- Exercise task -
Please print the full listing exactly.

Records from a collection
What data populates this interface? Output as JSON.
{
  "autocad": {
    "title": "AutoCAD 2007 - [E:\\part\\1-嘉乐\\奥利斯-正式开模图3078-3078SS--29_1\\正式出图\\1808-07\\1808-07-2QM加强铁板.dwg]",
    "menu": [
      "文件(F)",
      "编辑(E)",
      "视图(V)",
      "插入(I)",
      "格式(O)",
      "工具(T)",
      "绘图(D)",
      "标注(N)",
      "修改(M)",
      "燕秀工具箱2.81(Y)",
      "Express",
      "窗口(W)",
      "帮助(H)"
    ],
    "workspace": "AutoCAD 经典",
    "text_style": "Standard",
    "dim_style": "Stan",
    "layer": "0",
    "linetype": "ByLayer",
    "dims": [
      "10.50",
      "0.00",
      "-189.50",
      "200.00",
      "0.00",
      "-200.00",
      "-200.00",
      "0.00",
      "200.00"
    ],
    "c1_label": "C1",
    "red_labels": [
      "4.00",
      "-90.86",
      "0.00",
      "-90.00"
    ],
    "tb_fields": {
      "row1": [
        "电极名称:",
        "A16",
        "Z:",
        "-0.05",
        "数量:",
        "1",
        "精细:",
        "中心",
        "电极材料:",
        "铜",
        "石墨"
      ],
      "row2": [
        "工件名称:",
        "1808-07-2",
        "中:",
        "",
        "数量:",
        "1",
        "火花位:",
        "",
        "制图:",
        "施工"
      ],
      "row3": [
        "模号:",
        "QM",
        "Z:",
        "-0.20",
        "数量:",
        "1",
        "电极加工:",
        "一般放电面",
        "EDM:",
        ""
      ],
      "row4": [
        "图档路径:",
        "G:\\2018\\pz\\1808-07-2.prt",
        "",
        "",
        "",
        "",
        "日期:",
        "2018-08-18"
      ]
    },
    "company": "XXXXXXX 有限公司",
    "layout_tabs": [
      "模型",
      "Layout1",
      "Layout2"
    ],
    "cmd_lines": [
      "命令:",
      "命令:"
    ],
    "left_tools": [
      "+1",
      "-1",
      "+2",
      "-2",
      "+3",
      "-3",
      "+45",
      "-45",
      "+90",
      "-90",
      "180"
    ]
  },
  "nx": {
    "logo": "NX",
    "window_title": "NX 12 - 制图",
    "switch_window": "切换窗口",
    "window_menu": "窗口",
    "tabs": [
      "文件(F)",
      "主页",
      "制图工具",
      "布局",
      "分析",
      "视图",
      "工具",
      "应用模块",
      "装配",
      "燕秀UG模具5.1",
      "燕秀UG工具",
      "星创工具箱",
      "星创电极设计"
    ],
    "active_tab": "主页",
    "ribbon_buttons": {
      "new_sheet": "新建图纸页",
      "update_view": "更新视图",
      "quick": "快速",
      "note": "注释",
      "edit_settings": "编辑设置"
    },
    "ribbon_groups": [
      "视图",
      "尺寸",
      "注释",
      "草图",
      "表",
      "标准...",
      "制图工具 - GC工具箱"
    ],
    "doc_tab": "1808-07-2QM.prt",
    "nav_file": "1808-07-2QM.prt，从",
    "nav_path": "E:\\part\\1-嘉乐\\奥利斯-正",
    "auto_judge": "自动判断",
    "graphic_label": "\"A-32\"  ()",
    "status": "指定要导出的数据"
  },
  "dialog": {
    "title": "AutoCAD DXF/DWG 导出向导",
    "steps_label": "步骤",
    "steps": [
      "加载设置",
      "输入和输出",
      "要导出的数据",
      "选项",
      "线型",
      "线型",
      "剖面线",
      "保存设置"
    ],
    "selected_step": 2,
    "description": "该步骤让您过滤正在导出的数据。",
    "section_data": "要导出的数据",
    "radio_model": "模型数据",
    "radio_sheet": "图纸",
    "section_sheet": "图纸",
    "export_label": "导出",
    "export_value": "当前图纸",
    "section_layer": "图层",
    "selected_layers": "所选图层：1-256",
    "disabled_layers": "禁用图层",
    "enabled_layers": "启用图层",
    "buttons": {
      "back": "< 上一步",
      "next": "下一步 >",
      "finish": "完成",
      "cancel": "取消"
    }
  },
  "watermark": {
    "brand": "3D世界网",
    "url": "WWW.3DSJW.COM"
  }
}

- Written response -
What data populates this interface? Output as JSON.
{
  "autocad": {
    "title": "AutoCAD 2007 - [E:\\part\\1-嘉乐\\奥利斯-正式开模图3078-3078SS--29_1\\正式出图\\1808-07\\1808-07-2QM加强铁板.dwg]",
    "menu": [
      "文件(F)",
      "编辑(E)",
      "视图(V)",
      "插入(I)",
      "格式(O)",
      "工具(T)",
      "绘图(D)",
      "标注(N)",
      "修改(M)",
      "燕秀工具箱2.81(Y)",
      "Express",
      "窗口(W)",
      "帮助(H)"
    ],
    "workspace": "AutoCAD 经典",
    "text_style": "Standard",
    "dim_style": "Stan",
    "layer": "0",
    "linetype": "ByLayer",
    "dims": [
      "10.50",
      "0.00",
      "-189.50",
      "200.00",
      "0.00",
      "-200.00",
      "-200.00",
      "0.00",
      "200.00"
    ],
    "c1_label": "C1",
    "red_labels": [
      "4.00",
      "-90.86",
      "0.00",
      "-90.00"
    ],
    "tb_fields": {
      "row1": [
        "电极名称:",
        "A16",
        "Z:",
        "-0.05",
        "数量:",
        "1",
        "精细:",
        "中心",
        "电极材料:",
        "铜",
        "石墨"
      ],
      "row2": [
        "工件名称:",
        "1808-07-2",
        "中:",
        "",
        "数量:",
        "1",
        "火花位:",
        "",
        "制图:",
        "施工"
      ],
      "row3": [
        "模号:",
        "QM",
        "Z:",
        "-0.20",
        "数量:",
        "1",
        "电极加工:",
        "一般放电面",
        "EDM:",
        ""
      ],
      "row4": [
        "图档路径:",
        "G:\\2018\\pz\\1808-07-2.prt",
        "",
        "",
        "",
        "",
        "日期:",
        "2018-08-18"
      ]
    },
    "company": "XXXXXXX 有限公司",
    "layout_tabs": [
      "模型",
      "Layout1",
      "Layout2"
    ],
    "cmd_lines": [
      "命令:",
      "命令:"
    ],
    "left_tools": [
      "+1",
      "-1",
      "+2",
      "-2",
      "+3",
      "-3",
      "+45",
      "-45",
      "+90",
      "-90",
      "180"
    ]
  },
  "nx": {
    "logo": "NX",
    "window_title": "NX 12 - 制图",
    "switch_window": "切换窗口",
    "window_menu": "窗口",
    "tabs": [
      "文件(F)",
      "主页",
      "制图工具",
      "布局",
      "分析",
      "视图",
      "工具",
      "应用模块",
      "装配",
      "燕秀UG模具5.1",
      "燕秀UG工具",
      "星创工具箱",
      "星创电极设计"
    ],
    "active_tab": "主页",
    "ribbon_buttons": {
      "new_sheet": "新建图纸页",
      "update_view": "更新视图",
      "quick": "快速",
      "note": "注释",
      "edit_settings": "编辑设置"
    },
    "ribbon_groups": [
      "视图",
      "尺寸",
      "注释",
      "草图",
      "表",
      "标准...",
      "制图工具 - GC工具箱"
    ],
    "doc_tab": "1808-07-2QM.prt",
    "nav_file": "1808-07-2QM.prt，从",
    "nav_path": "E:\\part\\1-嘉乐\\奥利斯-正",
    "auto_judge": "自动判断",
    "graphic_label": "\"A-32\"  ()",
    "status": "指定要导出的数据"
  },
  "dialog": {
    "title": "AutoCAD DXF/DWG 导出向导",
    "steps_label": "步骤",
    "steps": [
      "加载设置",
      "输入和输出",
      "要导出的数据",
      "选项",
      "线型",
      "线型",
      "剖面线",
      "保存设置"
    ],
    "selected_step": 2,
    "description": "该步骤让您过滤正在导出的数据。",
    "section_data": "要导出的数据",
    "radio_model": "模型数据",
    "radio_sheet": "图纸",
    "section_sheet": "图纸",
    "export_label": "导出",
    "export_value": "当前图纸",
    "section_layer": "图层",
    "selected_layers": "所选图层：1-256",
    "disabled_layers": "禁用图层",
    "enabled_layers": "启用图层",
    "buttons": {
      "back": "< 上一步",
      "next": "下一步 >",
      "finish": "完成",
      "cancel": "取消"
    }
  },
  "watermark": {
    "brand": "3D世界网",
    "url": "WWW.3DSJW.COM"
  }
}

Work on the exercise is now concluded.